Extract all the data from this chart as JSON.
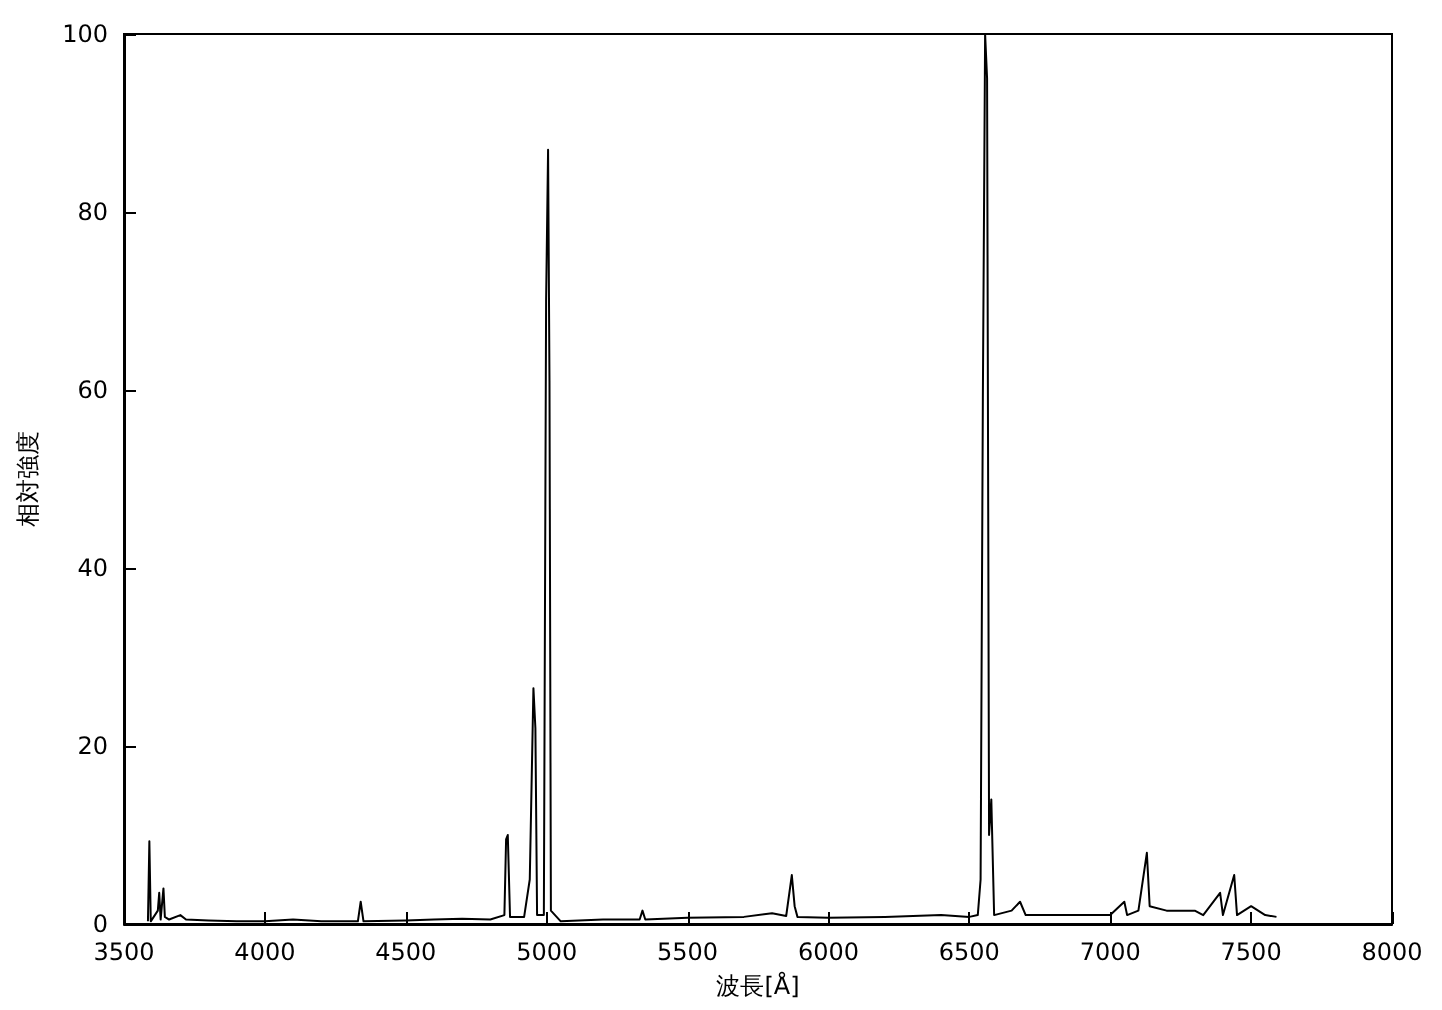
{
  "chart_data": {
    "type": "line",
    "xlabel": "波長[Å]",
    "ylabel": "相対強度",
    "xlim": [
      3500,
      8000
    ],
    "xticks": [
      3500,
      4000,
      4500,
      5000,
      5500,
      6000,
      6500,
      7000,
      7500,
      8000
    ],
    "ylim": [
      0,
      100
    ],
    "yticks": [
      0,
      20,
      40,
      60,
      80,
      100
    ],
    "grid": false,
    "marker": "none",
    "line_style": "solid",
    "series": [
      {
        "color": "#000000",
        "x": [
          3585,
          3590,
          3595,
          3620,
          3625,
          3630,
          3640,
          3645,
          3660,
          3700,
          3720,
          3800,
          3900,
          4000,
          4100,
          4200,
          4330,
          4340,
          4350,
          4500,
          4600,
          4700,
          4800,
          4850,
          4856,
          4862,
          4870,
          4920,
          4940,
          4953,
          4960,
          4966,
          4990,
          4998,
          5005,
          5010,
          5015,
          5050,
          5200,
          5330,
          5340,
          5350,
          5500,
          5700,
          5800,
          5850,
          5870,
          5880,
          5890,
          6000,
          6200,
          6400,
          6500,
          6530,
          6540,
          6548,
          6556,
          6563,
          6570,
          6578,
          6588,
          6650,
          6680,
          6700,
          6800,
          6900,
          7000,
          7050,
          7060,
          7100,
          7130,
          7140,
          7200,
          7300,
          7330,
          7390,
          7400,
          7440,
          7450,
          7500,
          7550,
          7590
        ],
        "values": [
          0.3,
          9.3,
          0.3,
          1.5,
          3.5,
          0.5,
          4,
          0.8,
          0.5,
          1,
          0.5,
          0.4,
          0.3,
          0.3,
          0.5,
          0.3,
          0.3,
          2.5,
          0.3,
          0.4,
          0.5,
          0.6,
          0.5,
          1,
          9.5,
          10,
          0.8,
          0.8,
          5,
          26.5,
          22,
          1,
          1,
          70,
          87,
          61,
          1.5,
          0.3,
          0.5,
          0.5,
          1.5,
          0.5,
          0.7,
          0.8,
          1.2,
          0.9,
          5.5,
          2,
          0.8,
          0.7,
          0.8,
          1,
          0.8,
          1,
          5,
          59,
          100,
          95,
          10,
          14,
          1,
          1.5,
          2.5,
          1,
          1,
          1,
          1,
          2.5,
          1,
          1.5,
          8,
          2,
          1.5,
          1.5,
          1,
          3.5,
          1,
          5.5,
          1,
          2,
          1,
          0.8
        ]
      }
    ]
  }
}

**What is needed**
Transcribe each line above verbatim, with the pictures left out.

**Final answer**
Extract all the data from this chart as JSON.
{
  "chart_data": {
    "type": "line",
    "xlabel": "波長[Å]",
    "ylabel": "相対強度",
    "xlim": [
      3500,
      8000
    ],
    "xticks": [
      3500,
      4000,
      4500,
      5000,
      5500,
      6000,
      6500,
      7000,
      7500,
      8000
    ],
    "ylim": [
      0,
      100
    ],
    "yticks": [
      0,
      20,
      40,
      60,
      80,
      100
    ],
    "grid": false,
    "marker": "none",
    "line_style": "solid",
    "series": [
      {
        "color": "#000000",
        "x": [
          3585,
          3590,
          3595,
          3620,
          3625,
          3630,
          3640,
          3645,
          3660,
          3700,
          3720,
          3800,
          3900,
          4000,
          4100,
          4200,
          4330,
          4340,
          4350,
          4500,
          4600,
          4700,
          4800,
          4850,
          4856,
          4862,
          4870,
          4920,
          4940,
          4953,
          4960,
          4966,
          4990,
          4998,
          5005,
          5010,
          5015,
          5050,
          5200,
          5330,
          5340,
          5350,
          5500,
          5700,
          5800,
          5850,
          5870,
          5880,
          5890,
          6000,
          6200,
          6400,
          6500,
          6530,
          6540,
          6548,
          6556,
          6563,
          6570,
          6578,
          6588,
          6650,
          6680,
          6700,
          6800,
          6900,
          7000,
          7050,
          7060,
          7100,
          7130,
          7140,
          7200,
          7300,
          7330,
          7390,
          7400,
          7440,
          7450,
          7500,
          7550,
          7590
        ],
        "values": [
          0.3,
          9.3,
          0.3,
          1.5,
          3.5,
          0.5,
          4,
          0.8,
          0.5,
          1,
          0.5,
          0.4,
          0.3,
          0.3,
          0.5,
          0.3,
          0.3,
          2.5,
          0.3,
          0.4,
          0.5,
          0.6,
          0.5,
          1,
          9.5,
          10,
          0.8,
          0.8,
          5,
          26.5,
          22,
          1,
          1,
          70,
          87,
          61,
          1.5,
          0.3,
          0.5,
          0.5,
          1.5,
          0.5,
          0.7,
          0.8,
          1.2,
          0.9,
          5.5,
          2,
          0.8,
          0.7,
          0.8,
          1,
          0.8,
          1,
          5,
          59,
          100,
          95,
          10,
          14,
          1,
          1.5,
          2.5,
          1,
          1,
          1,
          1,
          2.5,
          1,
          1.5,
          8,
          2,
          1.5,
          1.5,
          1,
          3.5,
          1,
          5.5,
          1,
          2,
          1,
          0.8
        ]
      }
    ]
  }
}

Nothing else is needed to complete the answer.